◆ Required work
Transcribe all the entries word for word, omitting any pictures they contain.

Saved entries
□ □ □

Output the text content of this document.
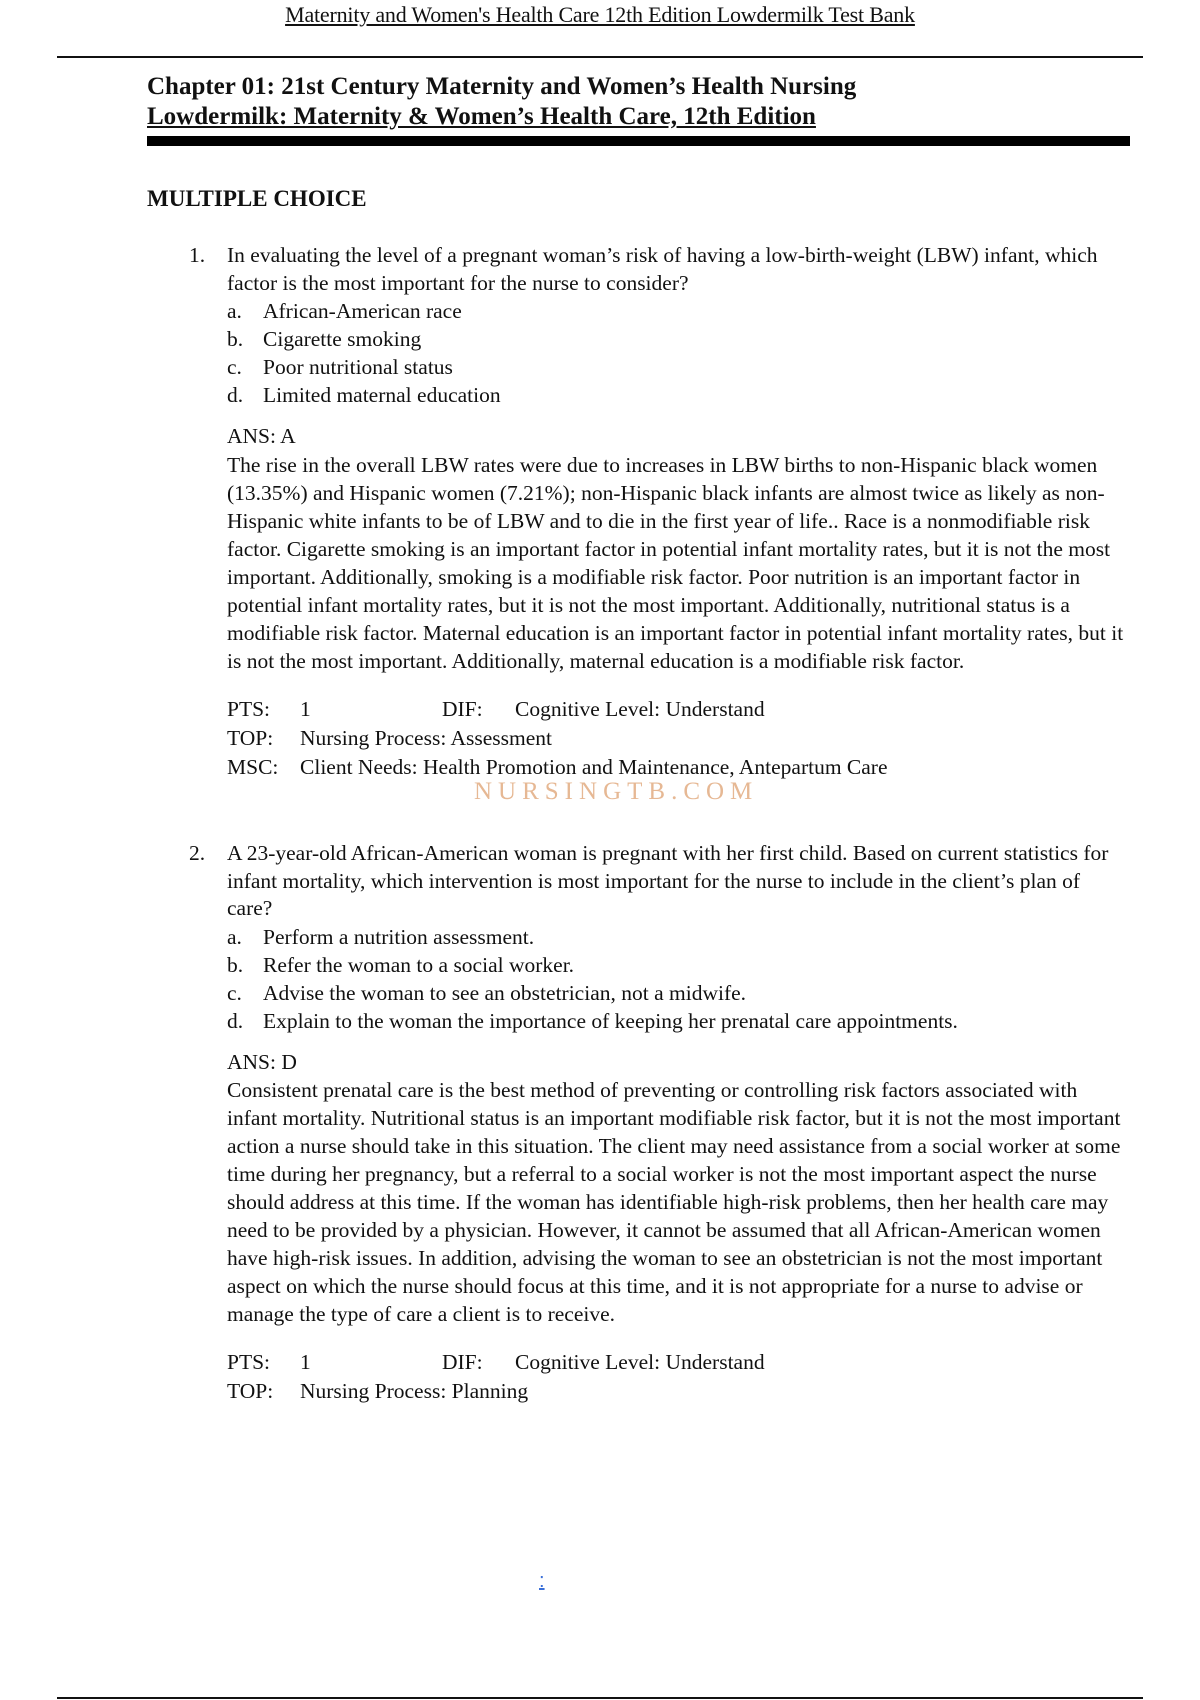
Maternity and Women's Health Care 12th Edition Lowdermilk Test Bank

Chapter 01: 21st Century Maternity and Women’s Health Nursing

Lowdermilk: Maternity & Women’s Health Care, 12th Edition

MULTIPLE CHOICE

1. In evaluating the level of a pregnant woman’s risk of having a low-birth-weight (LBW) infant, which factor is the most important for the nurse to consider?

a. African-American race
b. Cigarette smoking
c. Poor nutritional status
d. Limited maternal education
ANS: A
The rise in the overall LBW rates were due to increases in LBW births to non-Hispanic black women (13.35%) and Hispanic women (7.21%); non-Hispanic black infants are almost twice as likely as non-Hispanic white infants to be of LBW and to die in the first year of life.. Race is a nonmodifiable risk factor. Cigarette smoking is an important factor in potential infant mortality rates, but it is not the most important. Additionally, smoking is a modifiable risk factor. Poor nutrition is an important factor in potential infant mortality rates, but it is not the most important. Additionally, nutritional status is a modifiable risk factor. Maternal education is an important factor in potential infant mortality rates, but it is not the most important. Additionally, maternal education is a modifiable risk factor.
PTS: 1	DIF: Cognitive Level: Understand
TOP: Nursing Process: Assessment
MSC: Client Needs: Health Promotion and Maintenance, Antepartum Care
NURSINGTB.COM

2. A 23-year-old African-American woman is pregnant with her first child. Based on current statistics for infant mortality, which intervention is most important for the nurse to include in the client’s plan of care?

a. Perform a nutrition assessment.
b. Refer the woman to a social worker.
c. Advise the woman to see an obstetrician, not a midwife.
d. Explain to the woman the importance of keeping her prenatal care appointments.
ANS: D
Consistent prenatal care is the best method of preventing or controlling risk factors associated with infant mortality. Nutritional status is an important modifiable risk factor, but it is not the most important action a nurse should take in this situation. The client may need assistance from a social worker at some time during her pregnancy, but a referral to a social worker is not the most important aspect the nurse should address at this time. If the woman has identifiable high-risk problems, then her health care may need to be provided by a physician. However, it cannot be assumed that all African-American women have high-risk issues. In addition, advising the woman to see an obstetrician is not the most important aspect on which the nurse should focus at this time, and it is not appropriate for a nurse to advise or manage the type of care a client is to receive.
PTS: 1	DIF: Cognitive Level: Understand
TOP: Nursing Process: Planning
:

□ □ □

◆ Right answer
Output the text content of this document.
Maternity and Women's Health Care 12th Edition Lowdermilk Test Bank

Chapter 01: 21st Century Maternity and Women’s Health Nursing

Lowdermilk: Maternity & Women’s Health Care, 12th Edition

MULTIPLE CHOICE

1. In evaluating the level of a pregnant woman’s risk of having a low-birth-weight (LBW) infant, which factor is the most important for the nurse to consider?

a. African-American race
b. Cigarette smoking
c. Poor nutritional status
d. Limited maternal education
ANS: A
The rise in the overall LBW rates were due to increases in LBW births to non-Hispanic black women (13.35%) and Hispanic women (7.21%); non-Hispanic black infants are almost twice as likely as non-Hispanic white infants to be of LBW and to die in the first year of life.. Race is a nonmodifiable risk factor. Cigarette smoking is an important factor in potential infant mortality rates, but it is not the most important. Additionally, smoking is a modifiable risk factor. Poor nutrition is an important factor in potential infant mortality rates, but it is not the most important. Additionally, nutritional status is a modifiable risk factor. Maternal education is an important factor in potential infant mortality rates, but it is not the most important. Additionally, maternal education is a modifiable risk factor.
PTS: 1	DIF: Cognitive Level: Understand
TOP: Nursing Process: Assessment
MSC: Client Needs: Health Promotion and Maintenance, Antepartum Care
NURSINGTB.COM

2. A 23-year-old African-American woman is pregnant with her first child. Based on current statistics for infant mortality, which intervention is most important for the nurse to include in the client’s plan of care?

a. Perform a nutrition assessment.
b. Refer the woman to a social worker.
c. Advise the woman to see an obstetrician, not a midwife.
d. Explain to the woman the importance of keeping her prenatal care appointments.
ANS: D
Consistent prenatal care is the best method of preventing or controlling risk factors associated with infant mortality. Nutritional status is an important modifiable risk factor, but it is not the most important action a nurse should take in this situation. The client may need assistance from a social worker at some time during her pregnancy, but a referral to a social worker is not the most important aspect the nurse should address at this time. If the woman has identifiable high-risk problems, then her health care may need to be provided by a physician. However, it cannot be assumed that all African-American women have high-risk issues. In addition, advising the woman to see an obstetrician is not the most important aspect on which the nurse should focus at this time, and it is not appropriate for a nurse to advise or manage the type of care a client is to receive.
PTS: 1	DIF: Cognitive Level: Understand
TOP: Nursing Process: Planning
:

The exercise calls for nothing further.